>> START

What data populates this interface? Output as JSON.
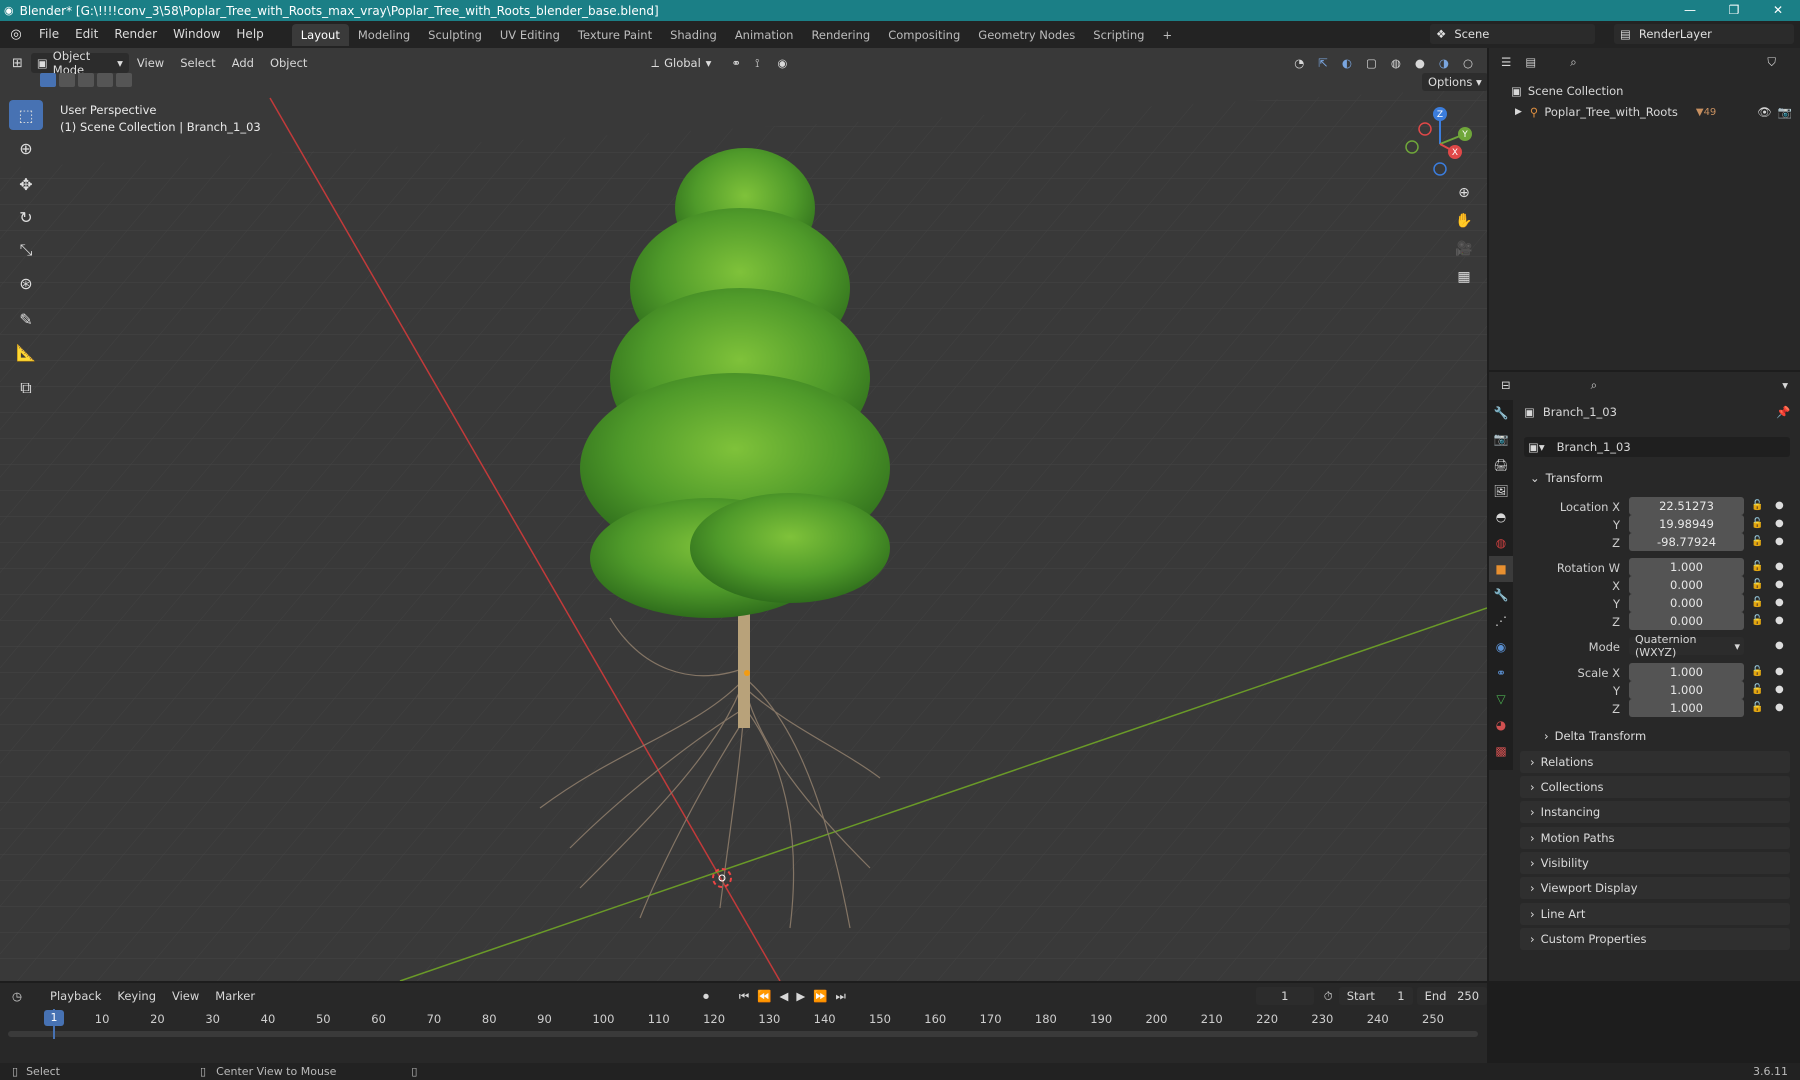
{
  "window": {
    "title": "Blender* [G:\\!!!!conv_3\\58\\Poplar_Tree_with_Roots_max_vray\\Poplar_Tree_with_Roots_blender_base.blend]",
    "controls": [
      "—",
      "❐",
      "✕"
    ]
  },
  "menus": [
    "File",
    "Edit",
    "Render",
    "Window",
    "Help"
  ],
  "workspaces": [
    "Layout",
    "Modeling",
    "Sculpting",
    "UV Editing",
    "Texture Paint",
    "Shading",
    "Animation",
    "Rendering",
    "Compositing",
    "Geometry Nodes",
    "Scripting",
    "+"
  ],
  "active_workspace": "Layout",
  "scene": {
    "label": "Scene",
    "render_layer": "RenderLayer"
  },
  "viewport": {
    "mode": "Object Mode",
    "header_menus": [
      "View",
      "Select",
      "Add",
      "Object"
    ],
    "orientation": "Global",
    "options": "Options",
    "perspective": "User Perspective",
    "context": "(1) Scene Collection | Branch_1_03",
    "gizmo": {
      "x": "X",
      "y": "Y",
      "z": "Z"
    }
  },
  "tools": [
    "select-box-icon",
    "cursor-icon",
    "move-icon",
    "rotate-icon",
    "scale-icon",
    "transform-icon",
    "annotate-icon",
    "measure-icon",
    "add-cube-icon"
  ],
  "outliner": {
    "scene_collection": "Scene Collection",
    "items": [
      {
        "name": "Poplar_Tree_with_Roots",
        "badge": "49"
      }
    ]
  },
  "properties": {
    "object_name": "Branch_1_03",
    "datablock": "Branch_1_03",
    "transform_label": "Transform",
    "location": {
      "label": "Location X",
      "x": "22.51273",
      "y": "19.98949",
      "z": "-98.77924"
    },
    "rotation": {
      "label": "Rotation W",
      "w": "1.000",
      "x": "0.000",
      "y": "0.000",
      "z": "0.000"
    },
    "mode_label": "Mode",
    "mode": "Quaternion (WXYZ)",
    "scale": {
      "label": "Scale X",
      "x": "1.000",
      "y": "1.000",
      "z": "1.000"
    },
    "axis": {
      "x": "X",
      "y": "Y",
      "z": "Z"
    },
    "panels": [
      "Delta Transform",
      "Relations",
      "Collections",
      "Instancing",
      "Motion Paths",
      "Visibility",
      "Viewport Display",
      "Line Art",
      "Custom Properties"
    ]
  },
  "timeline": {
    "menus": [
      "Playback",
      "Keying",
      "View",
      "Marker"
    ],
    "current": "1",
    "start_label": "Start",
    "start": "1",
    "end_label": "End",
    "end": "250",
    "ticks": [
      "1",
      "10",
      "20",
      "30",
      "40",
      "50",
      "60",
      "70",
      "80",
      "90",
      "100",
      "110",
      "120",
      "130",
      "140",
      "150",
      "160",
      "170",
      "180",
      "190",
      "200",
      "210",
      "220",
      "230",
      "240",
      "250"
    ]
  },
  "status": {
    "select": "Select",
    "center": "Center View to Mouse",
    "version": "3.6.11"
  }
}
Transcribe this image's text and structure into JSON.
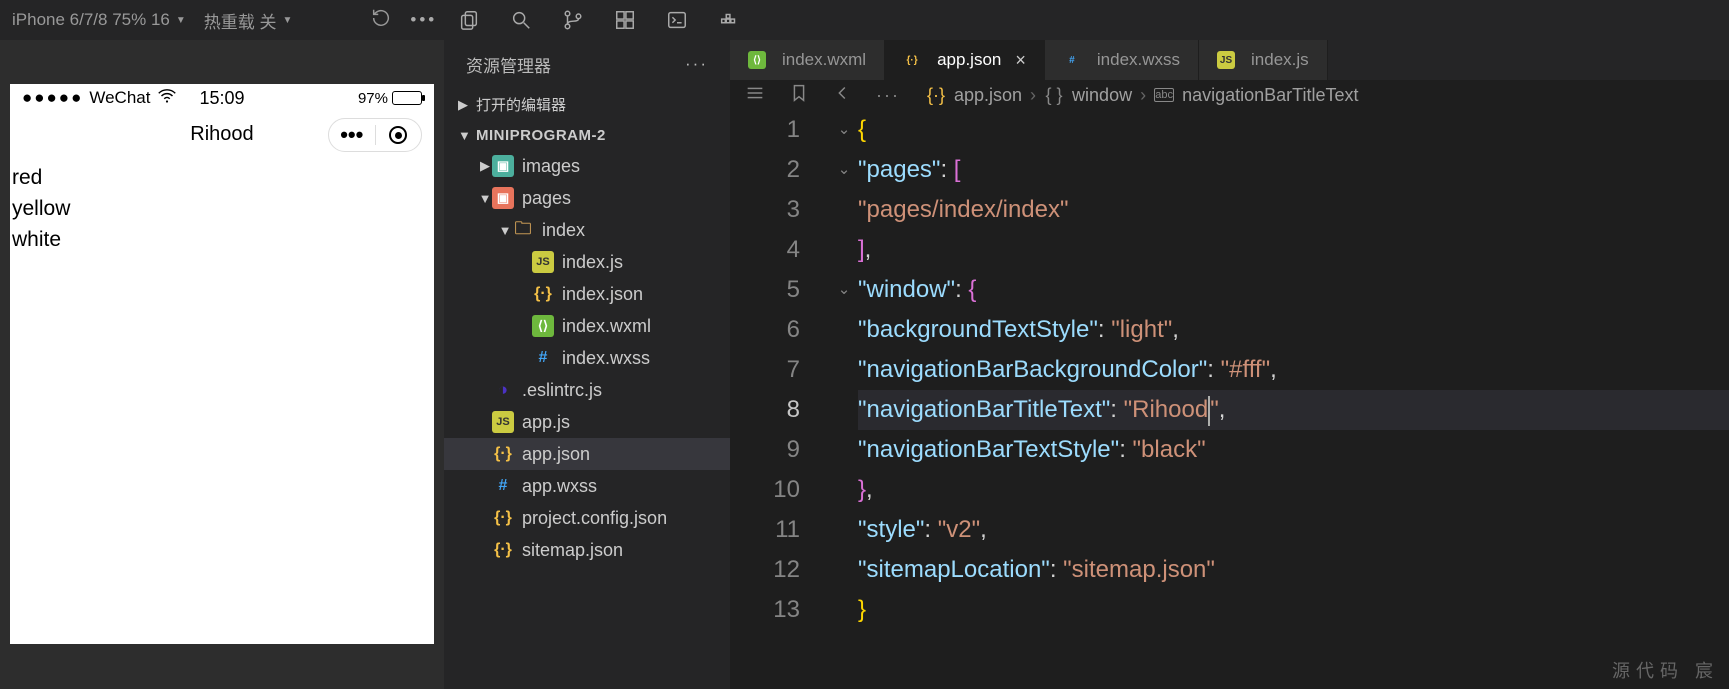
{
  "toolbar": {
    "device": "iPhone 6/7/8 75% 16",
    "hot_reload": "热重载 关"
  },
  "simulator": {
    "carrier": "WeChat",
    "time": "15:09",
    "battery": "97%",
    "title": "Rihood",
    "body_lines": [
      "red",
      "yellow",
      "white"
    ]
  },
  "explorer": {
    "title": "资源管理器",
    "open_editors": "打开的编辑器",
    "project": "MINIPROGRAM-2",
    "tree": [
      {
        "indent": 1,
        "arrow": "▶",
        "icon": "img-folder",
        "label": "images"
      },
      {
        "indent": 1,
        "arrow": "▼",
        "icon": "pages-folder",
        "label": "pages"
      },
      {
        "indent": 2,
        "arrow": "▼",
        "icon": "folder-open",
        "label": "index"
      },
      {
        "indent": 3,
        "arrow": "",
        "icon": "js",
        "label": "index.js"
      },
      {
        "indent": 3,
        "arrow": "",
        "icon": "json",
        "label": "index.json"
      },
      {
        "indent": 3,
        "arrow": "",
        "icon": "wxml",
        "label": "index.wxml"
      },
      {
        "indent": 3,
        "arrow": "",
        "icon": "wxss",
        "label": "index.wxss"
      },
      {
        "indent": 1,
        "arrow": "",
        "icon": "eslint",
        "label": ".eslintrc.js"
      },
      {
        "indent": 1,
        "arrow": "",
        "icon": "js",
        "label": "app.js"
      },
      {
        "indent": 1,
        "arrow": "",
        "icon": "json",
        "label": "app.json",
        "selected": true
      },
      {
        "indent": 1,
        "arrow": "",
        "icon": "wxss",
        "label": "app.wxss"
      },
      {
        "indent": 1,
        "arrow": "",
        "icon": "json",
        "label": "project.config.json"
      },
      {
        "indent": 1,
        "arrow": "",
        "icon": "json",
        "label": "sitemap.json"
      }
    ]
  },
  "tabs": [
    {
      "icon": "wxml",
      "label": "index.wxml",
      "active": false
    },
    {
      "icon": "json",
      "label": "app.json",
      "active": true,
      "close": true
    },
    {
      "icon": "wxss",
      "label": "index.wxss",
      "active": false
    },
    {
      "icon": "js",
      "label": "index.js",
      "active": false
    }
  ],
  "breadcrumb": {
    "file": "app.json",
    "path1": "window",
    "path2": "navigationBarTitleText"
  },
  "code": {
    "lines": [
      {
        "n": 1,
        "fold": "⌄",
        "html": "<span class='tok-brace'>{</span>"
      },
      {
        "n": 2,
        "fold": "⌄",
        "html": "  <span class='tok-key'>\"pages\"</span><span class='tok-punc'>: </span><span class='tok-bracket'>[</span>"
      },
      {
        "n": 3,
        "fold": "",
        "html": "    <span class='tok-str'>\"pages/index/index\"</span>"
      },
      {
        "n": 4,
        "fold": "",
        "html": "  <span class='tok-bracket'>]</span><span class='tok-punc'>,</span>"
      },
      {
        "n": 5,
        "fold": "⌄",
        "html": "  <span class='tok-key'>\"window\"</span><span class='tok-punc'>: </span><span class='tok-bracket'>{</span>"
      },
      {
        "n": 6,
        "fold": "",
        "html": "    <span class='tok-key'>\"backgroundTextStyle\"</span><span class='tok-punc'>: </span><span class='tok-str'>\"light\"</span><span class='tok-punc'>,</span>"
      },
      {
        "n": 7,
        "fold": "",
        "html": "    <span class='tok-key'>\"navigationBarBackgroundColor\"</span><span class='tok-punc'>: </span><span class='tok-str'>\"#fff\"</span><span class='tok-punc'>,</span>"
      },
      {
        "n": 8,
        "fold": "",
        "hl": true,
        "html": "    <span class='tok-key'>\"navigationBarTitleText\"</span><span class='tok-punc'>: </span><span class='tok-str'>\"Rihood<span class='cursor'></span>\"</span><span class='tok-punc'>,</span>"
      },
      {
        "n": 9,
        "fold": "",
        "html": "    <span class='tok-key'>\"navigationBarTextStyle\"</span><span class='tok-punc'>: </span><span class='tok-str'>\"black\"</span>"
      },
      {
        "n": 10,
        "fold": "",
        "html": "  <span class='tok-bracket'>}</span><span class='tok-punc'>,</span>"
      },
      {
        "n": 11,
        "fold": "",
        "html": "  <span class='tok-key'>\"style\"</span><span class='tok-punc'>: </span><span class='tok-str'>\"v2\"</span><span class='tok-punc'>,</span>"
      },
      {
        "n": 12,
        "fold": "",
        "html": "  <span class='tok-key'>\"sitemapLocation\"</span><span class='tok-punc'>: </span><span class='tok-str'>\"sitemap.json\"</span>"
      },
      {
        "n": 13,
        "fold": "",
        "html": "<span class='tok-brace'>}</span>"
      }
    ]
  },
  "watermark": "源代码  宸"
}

>> END

#### PROBLEM DESCRIPTION:
Count the lines in the records above that contain the word "this", and reply with only that number.

#### EXERCISE OUTPUT:
2